>>

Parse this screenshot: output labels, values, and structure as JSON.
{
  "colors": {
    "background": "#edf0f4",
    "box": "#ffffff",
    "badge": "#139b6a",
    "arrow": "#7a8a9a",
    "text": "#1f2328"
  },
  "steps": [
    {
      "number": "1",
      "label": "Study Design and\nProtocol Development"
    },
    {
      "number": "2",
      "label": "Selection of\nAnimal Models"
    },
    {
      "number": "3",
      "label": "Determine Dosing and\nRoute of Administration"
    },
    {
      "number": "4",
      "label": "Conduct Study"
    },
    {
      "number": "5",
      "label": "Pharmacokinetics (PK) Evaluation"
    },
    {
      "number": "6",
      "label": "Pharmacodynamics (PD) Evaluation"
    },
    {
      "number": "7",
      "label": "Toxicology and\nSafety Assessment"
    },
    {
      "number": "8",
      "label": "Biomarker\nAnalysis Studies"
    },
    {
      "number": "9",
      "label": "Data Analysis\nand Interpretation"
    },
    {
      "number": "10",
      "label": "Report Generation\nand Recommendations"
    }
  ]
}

<<

Please reproduce the entire listing, exactly as shown.

§ **EXERCISE RESPONSE**:
Parse this screenshot: output labels, values, and structure as JSON.
{
  "colors": {
    "background": "#edf0f4",
    "box": "#ffffff",
    "badge": "#139b6a",
    "arrow": "#7a8a9a",
    "text": "#1f2328"
  },
  "steps": [
    {
      "number": "1",
      "label": "Study Design and\nProtocol Development"
    },
    {
      "number": "2",
      "label": "Selection of\nAnimal Models"
    },
    {
      "number": "3",
      "label": "Determine Dosing and\nRoute of Administration"
    },
    {
      "number": "4",
      "label": "Conduct Study"
    },
    {
      "number": "5",
      "label": "Pharmacokinetics (PK) Evaluation"
    },
    {
      "number": "6",
      "label": "Pharmacodynamics (PD) Evaluation"
    },
    {
      "number": "7",
      "label": "Toxicology and\nSafety Assessment"
    },
    {
      "number": "8",
      "label": "Biomarker\nAnalysis Studies"
    },
    {
      "number": "9",
      "label": "Data Analysis\nand Interpretation"
    },
    {
      "number": "10",
      "label": "Report Generation\nand Recommendations"
    }
  ]
}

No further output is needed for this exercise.